TASK REQUIREMENTS >>
Without the pictures, set down the records below word for word.
====== EXERCISE MATERIALS ======
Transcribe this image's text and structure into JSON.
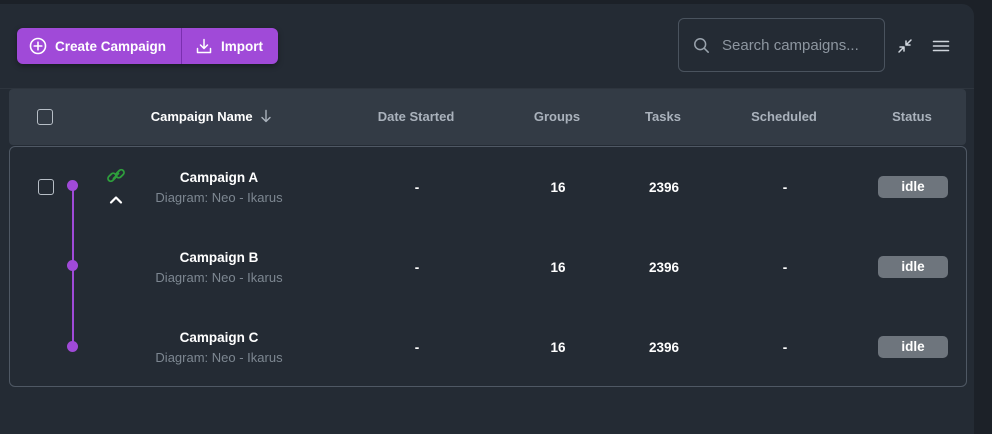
{
  "toolbar": {
    "create_label": "Create Campaign",
    "import_label": "Import"
  },
  "search": {
    "placeholder": "Search campaigns..."
  },
  "table": {
    "columns": {
      "name": "Campaign Name",
      "date_started": "Date Started",
      "groups": "Groups",
      "tasks": "Tasks",
      "scheduled": "Scheduled",
      "status": "Status"
    },
    "rows": [
      {
        "name": "Campaign A",
        "diagram": "Diagram: Neo - Ikarus",
        "date_started": "-",
        "groups": "16",
        "tasks": "2396",
        "scheduled": "-",
        "status": "idle"
      },
      {
        "name": "Campaign B",
        "diagram": "Diagram: Neo - Ikarus",
        "date_started": "-",
        "groups": "16",
        "tasks": "2396",
        "scheduled": "-",
        "status": "idle"
      },
      {
        "name": "Campaign C",
        "diagram": "Diagram: Neo - Ikarus",
        "date_started": "-",
        "groups": "16",
        "tasks": "2396",
        "scheduled": "-",
        "status": "idle"
      }
    ]
  },
  "icons": {
    "create": "plus-circle-icon",
    "import": "download-icon",
    "search": "search-icon",
    "collapse": "minimize-icon",
    "menu": "menu-icon",
    "sort": "arrow-down-icon",
    "link": "link-icon",
    "expand": "chevron-up-icon"
  },
  "colors": {
    "accent": "#a04ad8",
    "link_icon": "#2e9e3c",
    "status_idle": "#6e757d",
    "background": "#242b34"
  }
}
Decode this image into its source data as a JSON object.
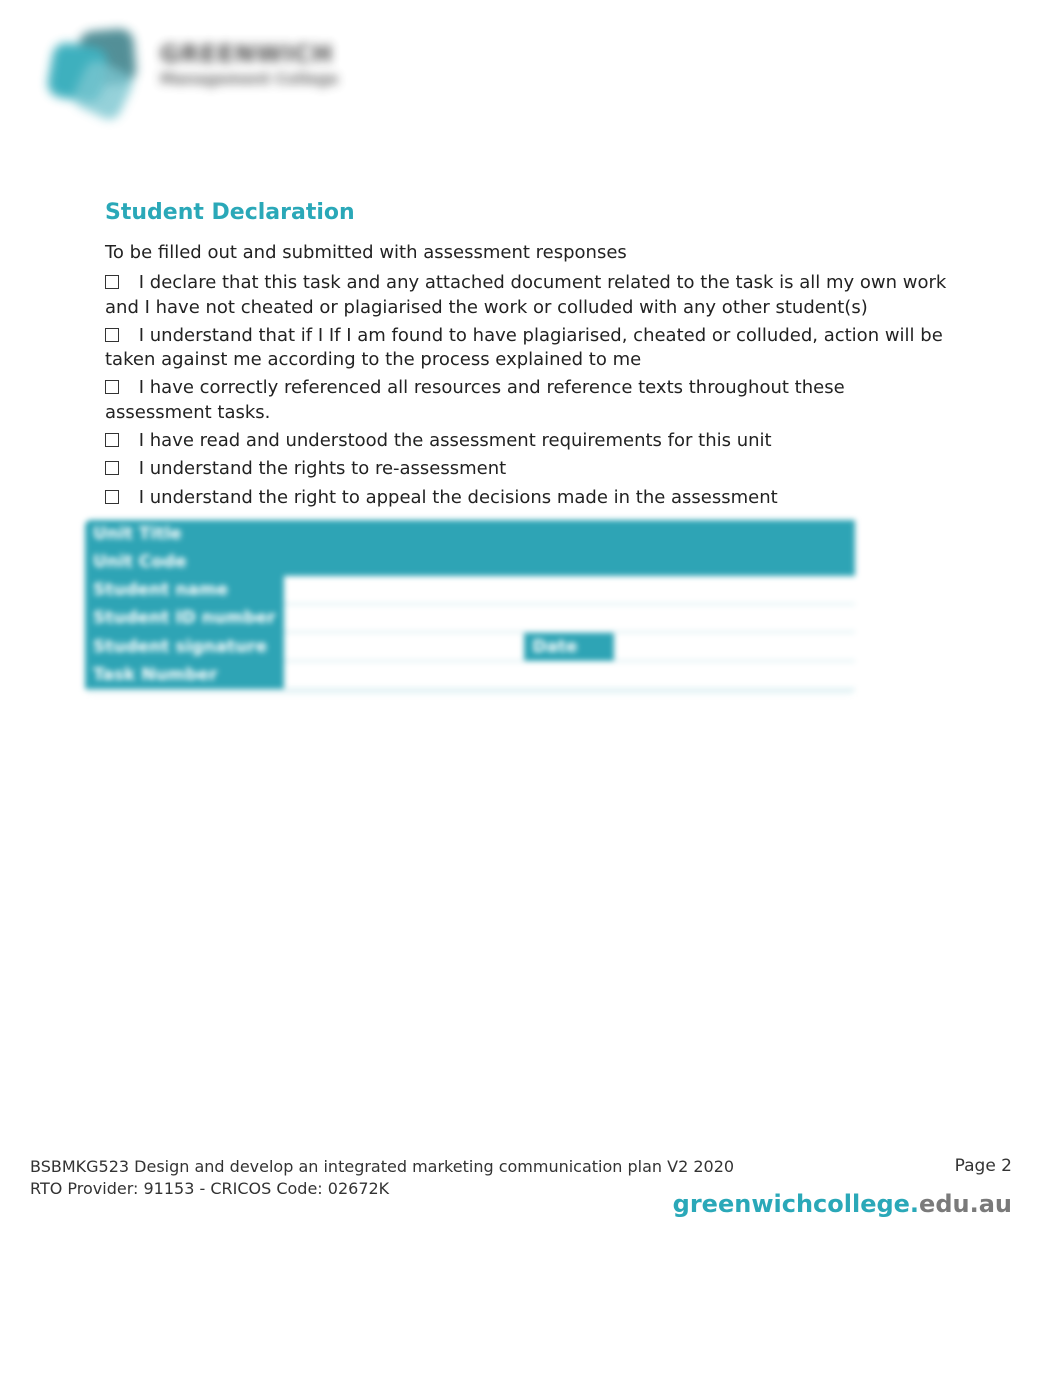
{
  "logo": {
    "line1": "GREENWICH",
    "line2": "Management College"
  },
  "heading": "Student Declaration",
  "intro": "To be filled out and submitted with assessment responses",
  "declarations": [
    "I declare that this task and any attached document related to the task is all my own work and I have not cheated or plagiarised the work or colluded with any other student(s)",
    "I understand that if I If I am found to have plagiarised, cheated or colluded, action will be taken against me according to the process explained to me",
    "I have correctly referenced all resources and reference texts throughout these assessment tasks.",
    "I have read and understood the assessment requirements for this unit",
    "I understand the rights to re-assessment",
    "I understand the right to appeal the decisions made in the assessment"
  ],
  "form": {
    "unit_title_label": "Unit Title",
    "unit_code_label": "Unit Code",
    "student_name_label": "Student name",
    "student_id_label": "Student ID number",
    "student_sig_label": "Student signature",
    "date_label": "Date",
    "task_number_label": "Task Number",
    "student_name_value": "",
    "student_id_value": "",
    "student_sig_value": "",
    "date_value": "",
    "task_number_value_a": "",
    "task_number_value_b": ""
  },
  "footer": {
    "course_line": "BSBMKG523 Design and develop an integrated marketing communication plan V2 2020",
    "provider_line": "RTO Provider: 91153  - CRICOS  Code: 02672K",
    "page_label": "Page 2",
    "site_bold": "greenwichcollege.",
    "site_rest": "edu.au"
  }
}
======
SOLUTION FOR THIS EXERCISE >>
Transcribe this image's text and structure into JSON.
{
  "toolbar": {
    "create_label": "Create Campaign",
    "import_label": "Import"
  },
  "search": {
    "placeholder": "Search campaigns..."
  },
  "table": {
    "columns": {
      "name": "Campaign Name",
      "date_started": "Date Started",
      "groups": "Groups",
      "tasks": "Tasks",
      "scheduled": "Scheduled",
      "status": "Status"
    },
    "rows": [
      {
        "name": "Campaign A",
        "diagram": "Diagram: Neo - Ikarus",
        "date_started": "-",
        "groups": "16",
        "tasks": "2396",
        "scheduled": "-",
        "status": "idle"
      },
      {
        "name": "Campaign B",
        "diagram": "Diagram: Neo - Ikarus",
        "date_started": "-",
        "groups": "16",
        "tasks": "2396",
        "scheduled": "-",
        "status": "idle"
      },
      {
        "name": "Campaign C",
        "diagram": "Diagram: Neo - Ikarus",
        "date_started": "-",
        "groups": "16",
        "tasks": "2396",
        "scheduled": "-",
        "status": "idle"
      }
    ]
  },
  "icons": {
    "create": "plus-circle-icon",
    "import": "download-icon",
    "search": "search-icon",
    "collapse": "minimize-icon",
    "menu": "menu-icon",
    "sort": "arrow-down-icon",
    "link": "link-icon",
    "expand": "chevron-up-icon"
  },
  "colors": {
    "accent": "#a04ad8",
    "link_icon": "#2e9e3c",
    "status_idle": "#6e757d",
    "background": "#242b34"
  }
}
Decode this image into its source data as a JSON object.
{
  "logo": {
    "line1": "GREENWICH",
    "line2": "Management College"
  },
  "heading": "Student Declaration",
  "intro": "To be filled out and submitted with assessment responses",
  "declarations": [
    "I declare that this task and any attached document related to the task is all my own work and I have not cheated or plagiarised the work or colluded with any other student(s)",
    "I understand that if I If I am found to have plagiarised, cheated or colluded, action will be taken against me according to the process explained to me",
    "I have correctly referenced all resources and reference texts throughout these assessment tasks.",
    "I have read and understood the assessment requirements for this unit",
    "I understand the rights to re-assessment",
    "I understand the right to appeal the decisions made in the assessment"
  ],
  "form": {
    "unit_title_label": "Unit Title",
    "unit_code_label": "Unit Code",
    "student_name_label": "Student name",
    "student_id_label": "Student ID number",
    "student_sig_label": "Student signature",
    "date_label": "Date",
    "task_number_label": "Task Number",
    "student_name_value": "",
    "student_id_value": "",
    "student_sig_value": "",
    "date_value": "",
    "task_number_value_a": "",
    "task_number_value_b": ""
  },
  "footer": {
    "course_line": "BSBMKG523 Design and develop an integrated marketing communication plan V2 2020",
    "provider_line": "RTO Provider: 91153  - CRICOS  Code: 02672K",
    "page_label": "Page 2",
    "site_bold": "greenwichcollege.",
    "site_rest": "edu.au"
  }
}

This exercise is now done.